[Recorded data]
━━━
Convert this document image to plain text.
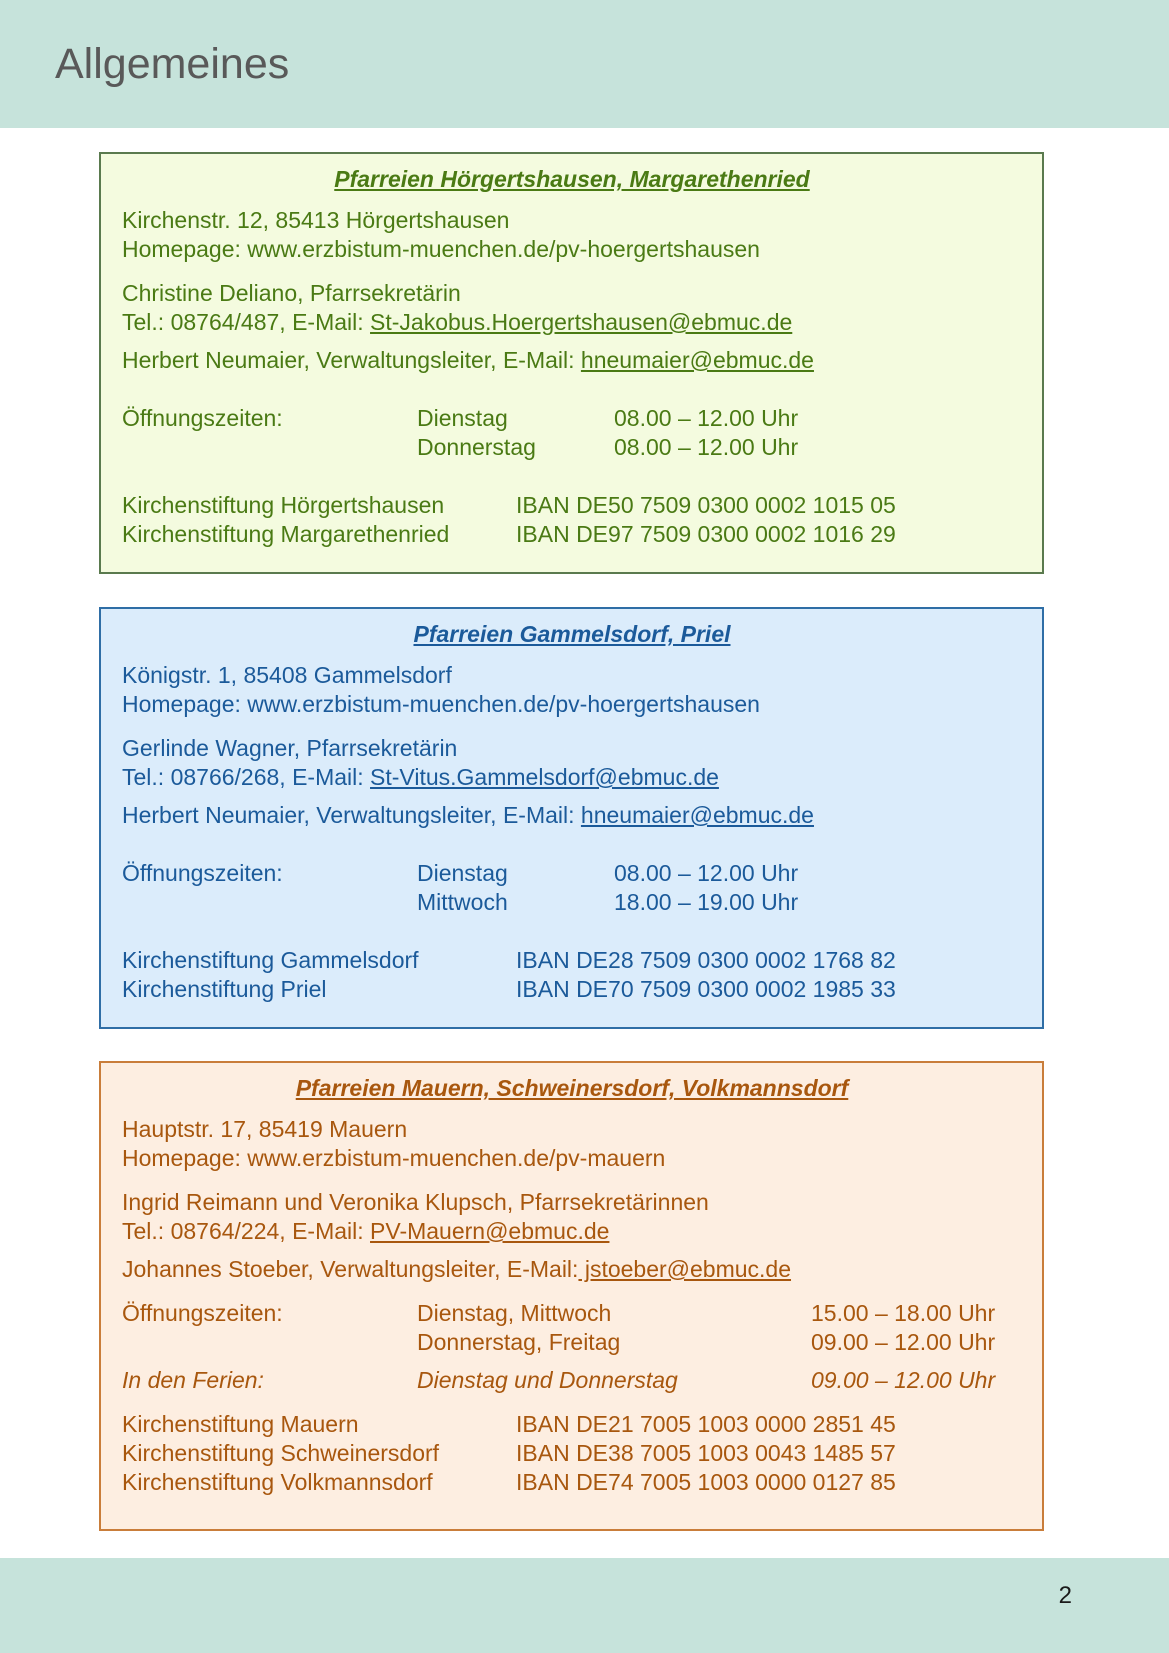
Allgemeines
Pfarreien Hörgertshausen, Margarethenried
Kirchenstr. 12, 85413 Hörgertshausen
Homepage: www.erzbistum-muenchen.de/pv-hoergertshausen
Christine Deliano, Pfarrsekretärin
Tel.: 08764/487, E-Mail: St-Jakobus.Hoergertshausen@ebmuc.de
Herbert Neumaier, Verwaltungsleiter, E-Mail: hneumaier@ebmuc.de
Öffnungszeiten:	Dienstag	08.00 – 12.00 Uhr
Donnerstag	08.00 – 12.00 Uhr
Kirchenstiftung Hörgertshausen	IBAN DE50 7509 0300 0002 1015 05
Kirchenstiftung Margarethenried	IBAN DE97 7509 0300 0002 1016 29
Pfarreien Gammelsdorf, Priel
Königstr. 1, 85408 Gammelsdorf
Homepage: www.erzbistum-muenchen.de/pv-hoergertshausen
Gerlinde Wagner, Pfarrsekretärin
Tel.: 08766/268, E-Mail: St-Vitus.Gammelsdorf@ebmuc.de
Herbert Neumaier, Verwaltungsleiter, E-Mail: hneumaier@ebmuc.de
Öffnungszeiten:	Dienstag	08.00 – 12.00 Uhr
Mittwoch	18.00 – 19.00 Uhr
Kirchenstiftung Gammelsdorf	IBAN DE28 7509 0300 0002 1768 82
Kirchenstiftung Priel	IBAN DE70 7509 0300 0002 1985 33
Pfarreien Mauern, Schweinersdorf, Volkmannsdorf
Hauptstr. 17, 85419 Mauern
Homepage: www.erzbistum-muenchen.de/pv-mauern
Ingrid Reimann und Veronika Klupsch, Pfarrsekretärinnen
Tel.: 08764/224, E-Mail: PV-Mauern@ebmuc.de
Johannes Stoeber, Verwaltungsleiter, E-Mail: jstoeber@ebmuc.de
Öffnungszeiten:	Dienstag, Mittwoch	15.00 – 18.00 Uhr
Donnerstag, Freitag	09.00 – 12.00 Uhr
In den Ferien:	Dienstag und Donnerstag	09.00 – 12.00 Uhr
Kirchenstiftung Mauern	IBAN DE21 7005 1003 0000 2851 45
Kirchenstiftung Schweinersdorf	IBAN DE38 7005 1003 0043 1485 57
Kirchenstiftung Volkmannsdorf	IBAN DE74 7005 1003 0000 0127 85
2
━━━
[Aim]
Write out again every line above exactly as given; the pictures do not belong in the copy.

[Result for this task]
Convert this document image to plain text.
Allgemeines
Pfarreien Hörgertshausen, Margarethenried
Kirchenstr. 12, 85413 Hörgertshausen
Homepage: www.erzbistum-muenchen.de/pv-hoergertshausen
Christine Deliano, Pfarrsekretärin
Tel.: 08764/487, E-Mail: St-Jakobus.Hoergertshausen@ebmuc.de
Herbert Neumaier, Verwaltungsleiter, E-Mail: hneumaier@ebmuc.de
Öffnungszeiten:	Dienstag	08.00 – 12.00 Uhr
Donnerstag	08.00 – 12.00 Uhr
Kirchenstiftung Hörgertshausen	IBAN DE50 7509 0300 0002 1015 05
Kirchenstiftung Margarethenried	IBAN DE97 7509 0300 0002 1016 29
Pfarreien Gammelsdorf, Priel
Königstr. 1, 85408 Gammelsdorf
Homepage: www.erzbistum-muenchen.de/pv-hoergertshausen
Gerlinde Wagner, Pfarrsekretärin
Tel.: 08766/268, E-Mail: St-Vitus.Gammelsdorf@ebmuc.de
Herbert Neumaier, Verwaltungsleiter, E-Mail: hneumaier@ebmuc.de
Öffnungszeiten:	Dienstag	08.00 – 12.00 Uhr
Mittwoch	18.00 – 19.00 Uhr
Kirchenstiftung Gammelsdorf	IBAN DE28 7509 0300 0002 1768 82
Kirchenstiftung Priel	IBAN DE70 7509 0300 0002 1985 33
Pfarreien Mauern, Schweinersdorf, Volkmannsdorf
Hauptstr. 17, 85419 Mauern
Homepage: www.erzbistum-muenchen.de/pv-mauern
Ingrid Reimann und Veronika Klupsch, Pfarrsekretärinnen
Tel.: 08764/224, E-Mail: PV-Mauern@ebmuc.de
Johannes Stoeber, Verwaltungsleiter, E-Mail: jstoeber@ebmuc.de
Öffnungszeiten:	Dienstag, Mittwoch	15.00 – 18.00 Uhr
Donnerstag, Freitag	09.00 – 12.00 Uhr
In den Ferien:	Dienstag und Donnerstag	09.00 – 12.00 Uhr
Kirchenstiftung Mauern	IBAN DE21 7005 1003 0000 2851 45
Kirchenstiftung Schweinersdorf	IBAN DE38 7005 1003 0043 1485 57
Kirchenstiftung Volkmannsdorf	IBAN DE74 7005 1003 0000 0127 85
2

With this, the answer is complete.